* [Problem] Only an exact retyping of all the entries counts as an answer.

* [Supplied data]
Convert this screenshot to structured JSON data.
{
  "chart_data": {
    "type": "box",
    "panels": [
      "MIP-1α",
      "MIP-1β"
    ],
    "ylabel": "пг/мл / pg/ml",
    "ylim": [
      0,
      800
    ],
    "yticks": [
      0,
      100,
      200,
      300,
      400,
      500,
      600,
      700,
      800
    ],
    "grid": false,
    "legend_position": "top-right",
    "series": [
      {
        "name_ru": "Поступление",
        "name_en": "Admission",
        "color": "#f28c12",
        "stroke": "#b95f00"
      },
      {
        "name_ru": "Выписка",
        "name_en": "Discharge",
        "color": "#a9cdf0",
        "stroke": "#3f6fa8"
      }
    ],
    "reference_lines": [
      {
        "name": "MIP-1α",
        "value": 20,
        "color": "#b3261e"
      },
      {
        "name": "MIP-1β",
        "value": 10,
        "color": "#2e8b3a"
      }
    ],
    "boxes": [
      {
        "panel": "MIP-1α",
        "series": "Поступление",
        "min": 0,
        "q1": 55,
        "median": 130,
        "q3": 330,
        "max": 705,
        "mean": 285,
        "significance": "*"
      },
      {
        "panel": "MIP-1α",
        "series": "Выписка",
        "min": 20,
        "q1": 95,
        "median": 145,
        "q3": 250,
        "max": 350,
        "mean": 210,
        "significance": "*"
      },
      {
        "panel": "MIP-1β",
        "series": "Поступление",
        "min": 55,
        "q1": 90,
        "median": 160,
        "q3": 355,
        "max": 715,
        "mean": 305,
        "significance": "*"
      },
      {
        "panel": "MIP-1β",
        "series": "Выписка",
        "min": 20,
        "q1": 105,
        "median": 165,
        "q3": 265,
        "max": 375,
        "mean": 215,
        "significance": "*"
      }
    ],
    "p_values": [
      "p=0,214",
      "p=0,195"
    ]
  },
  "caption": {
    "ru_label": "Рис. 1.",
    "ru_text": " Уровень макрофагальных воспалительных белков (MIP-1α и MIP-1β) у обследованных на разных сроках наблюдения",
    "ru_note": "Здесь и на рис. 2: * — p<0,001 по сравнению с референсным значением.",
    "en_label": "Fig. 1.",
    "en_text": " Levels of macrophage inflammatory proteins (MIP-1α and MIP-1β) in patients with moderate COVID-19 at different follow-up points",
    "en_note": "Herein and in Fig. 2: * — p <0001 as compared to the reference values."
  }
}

* [Result of the task]
Convert this screenshot to structured JSON data.
{
  "chart_data": {
    "type": "box",
    "panels": [
      "MIP-1α",
      "MIP-1β"
    ],
    "ylabel": "пг/мл / pg/ml",
    "ylim": [
      0,
      800
    ],
    "yticks": [
      0,
      100,
      200,
      300,
      400,
      500,
      600,
      700,
      800
    ],
    "grid": false,
    "legend_position": "top-right",
    "series": [
      {
        "name_ru": "Поступление",
        "name_en": "Admission",
        "color": "#f28c12",
        "stroke": "#b95f00"
      },
      {
        "name_ru": "Выписка",
        "name_en": "Discharge",
        "color": "#a9cdf0",
        "stroke": "#3f6fa8"
      }
    ],
    "reference_lines": [
      {
        "name": "MIP-1α",
        "value": 20,
        "color": "#b3261e"
      },
      {
        "name": "MIP-1β",
        "value": 10,
        "color": "#2e8b3a"
      }
    ],
    "boxes": [
      {
        "panel": "MIP-1α",
        "series": "Поступление",
        "min": 0,
        "q1": 55,
        "median": 130,
        "q3": 330,
        "max": 705,
        "mean": 285,
        "significance": "*"
      },
      {
        "panel": "MIP-1α",
        "series": "Выписка",
        "min": 20,
        "q1": 95,
        "median": 145,
        "q3": 250,
        "max": 350,
        "mean": 210,
        "significance": "*"
      },
      {
        "panel": "MIP-1β",
        "series": "Поступление",
        "min": 55,
        "q1": 90,
        "median": 160,
        "q3": 355,
        "max": 715,
        "mean": 305,
        "significance": "*"
      },
      {
        "panel": "MIP-1β",
        "series": "Выписка",
        "min": 20,
        "q1": 105,
        "median": 165,
        "q3": 265,
        "max": 375,
        "mean": 215,
        "significance": "*"
      }
    ],
    "p_values": [
      "p=0,214",
      "p=0,195"
    ]
  },
  "caption": {
    "ru_label": "Рис. 1.",
    "ru_text": " Уровень макрофагальных воспалительных белков (MIP-1α и MIP-1β) у обследованных на разных сроках наблюдения",
    "ru_note": "Здесь и на рис. 2: * — p<0,001 по сравнению с референсным значением.",
    "en_label": "Fig. 1.",
    "en_text": " Levels of macrophage inflammatory proteins (MIP-1α and MIP-1β) in patients with moderate COVID-19 at different follow-up points",
    "en_note": "Herein and in Fig. 2: * — p <0001 as compared to the reference values."
  }
}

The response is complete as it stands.